> _Goal_:
From the listing below, pull out all lines with "中高強度" in them.

> _Listed records_:
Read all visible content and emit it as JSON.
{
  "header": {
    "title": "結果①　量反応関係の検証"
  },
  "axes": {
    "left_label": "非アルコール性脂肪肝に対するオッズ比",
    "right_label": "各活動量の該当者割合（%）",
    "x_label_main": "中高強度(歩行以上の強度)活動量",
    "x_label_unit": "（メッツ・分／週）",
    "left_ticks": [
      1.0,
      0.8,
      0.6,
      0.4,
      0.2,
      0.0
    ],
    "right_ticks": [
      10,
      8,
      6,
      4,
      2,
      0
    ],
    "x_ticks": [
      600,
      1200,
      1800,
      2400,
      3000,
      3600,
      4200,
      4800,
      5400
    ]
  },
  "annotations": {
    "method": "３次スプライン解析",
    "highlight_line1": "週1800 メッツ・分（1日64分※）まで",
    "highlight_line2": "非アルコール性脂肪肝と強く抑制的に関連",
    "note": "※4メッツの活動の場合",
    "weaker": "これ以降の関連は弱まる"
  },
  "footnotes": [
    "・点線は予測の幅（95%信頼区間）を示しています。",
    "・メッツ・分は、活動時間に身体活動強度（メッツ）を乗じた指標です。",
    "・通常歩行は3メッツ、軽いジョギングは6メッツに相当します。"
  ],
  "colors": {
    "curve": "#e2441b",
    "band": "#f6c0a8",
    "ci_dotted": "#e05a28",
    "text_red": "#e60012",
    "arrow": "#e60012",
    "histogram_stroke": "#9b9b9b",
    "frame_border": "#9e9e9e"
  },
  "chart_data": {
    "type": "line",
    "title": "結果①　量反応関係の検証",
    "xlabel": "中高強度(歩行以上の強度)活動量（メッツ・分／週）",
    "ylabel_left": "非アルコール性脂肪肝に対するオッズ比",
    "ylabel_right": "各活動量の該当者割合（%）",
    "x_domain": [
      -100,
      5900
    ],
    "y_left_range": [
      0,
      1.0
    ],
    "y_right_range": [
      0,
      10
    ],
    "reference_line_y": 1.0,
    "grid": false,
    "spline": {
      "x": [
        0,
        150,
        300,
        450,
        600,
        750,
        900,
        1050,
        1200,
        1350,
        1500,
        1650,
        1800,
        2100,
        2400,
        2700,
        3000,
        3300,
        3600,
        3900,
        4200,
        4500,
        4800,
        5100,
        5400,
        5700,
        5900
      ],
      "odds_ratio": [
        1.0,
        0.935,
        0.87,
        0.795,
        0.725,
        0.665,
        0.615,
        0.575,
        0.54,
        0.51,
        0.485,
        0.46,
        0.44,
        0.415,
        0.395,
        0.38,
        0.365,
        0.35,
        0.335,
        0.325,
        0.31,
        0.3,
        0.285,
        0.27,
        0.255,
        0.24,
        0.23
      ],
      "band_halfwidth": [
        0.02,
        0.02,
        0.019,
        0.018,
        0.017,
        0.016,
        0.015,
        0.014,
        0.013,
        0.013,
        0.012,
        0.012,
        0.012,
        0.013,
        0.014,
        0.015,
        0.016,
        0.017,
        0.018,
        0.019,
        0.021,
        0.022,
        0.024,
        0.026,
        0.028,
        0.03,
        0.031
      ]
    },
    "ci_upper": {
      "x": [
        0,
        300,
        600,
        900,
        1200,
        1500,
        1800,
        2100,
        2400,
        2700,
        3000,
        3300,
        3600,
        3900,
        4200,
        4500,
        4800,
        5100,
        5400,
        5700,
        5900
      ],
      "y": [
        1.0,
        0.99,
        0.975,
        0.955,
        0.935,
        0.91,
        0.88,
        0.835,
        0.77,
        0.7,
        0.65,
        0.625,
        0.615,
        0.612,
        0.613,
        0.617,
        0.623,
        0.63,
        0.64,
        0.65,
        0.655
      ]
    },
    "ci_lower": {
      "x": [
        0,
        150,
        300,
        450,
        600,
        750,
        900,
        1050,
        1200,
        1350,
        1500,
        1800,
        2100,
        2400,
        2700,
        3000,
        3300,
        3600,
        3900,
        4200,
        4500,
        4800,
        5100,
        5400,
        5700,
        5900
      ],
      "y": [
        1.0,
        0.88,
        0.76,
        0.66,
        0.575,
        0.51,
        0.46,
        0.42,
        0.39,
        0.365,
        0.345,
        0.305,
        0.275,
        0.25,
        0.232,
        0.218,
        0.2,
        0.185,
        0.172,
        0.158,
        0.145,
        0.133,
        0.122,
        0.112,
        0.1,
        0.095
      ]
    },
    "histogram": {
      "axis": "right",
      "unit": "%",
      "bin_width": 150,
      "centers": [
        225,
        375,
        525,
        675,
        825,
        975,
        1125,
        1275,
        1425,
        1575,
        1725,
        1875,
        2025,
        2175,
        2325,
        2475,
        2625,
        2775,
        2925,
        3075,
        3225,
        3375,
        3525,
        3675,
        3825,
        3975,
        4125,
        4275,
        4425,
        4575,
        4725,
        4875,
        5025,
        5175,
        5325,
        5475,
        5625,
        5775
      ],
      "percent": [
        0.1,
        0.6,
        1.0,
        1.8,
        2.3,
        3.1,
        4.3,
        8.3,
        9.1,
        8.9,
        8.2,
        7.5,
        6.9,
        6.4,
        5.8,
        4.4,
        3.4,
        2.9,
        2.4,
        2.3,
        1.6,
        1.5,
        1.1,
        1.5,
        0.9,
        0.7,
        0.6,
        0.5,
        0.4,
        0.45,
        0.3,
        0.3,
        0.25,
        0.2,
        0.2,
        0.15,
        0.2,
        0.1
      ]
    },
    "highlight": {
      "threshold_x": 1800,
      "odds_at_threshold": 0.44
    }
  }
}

> _Result of this exercise_:
    "x_label_main": "中高強度(歩行以上の強度)活動量",
    "xlabel": "中高強度(歩行以上の強度)活動量（メッツ・分／週）",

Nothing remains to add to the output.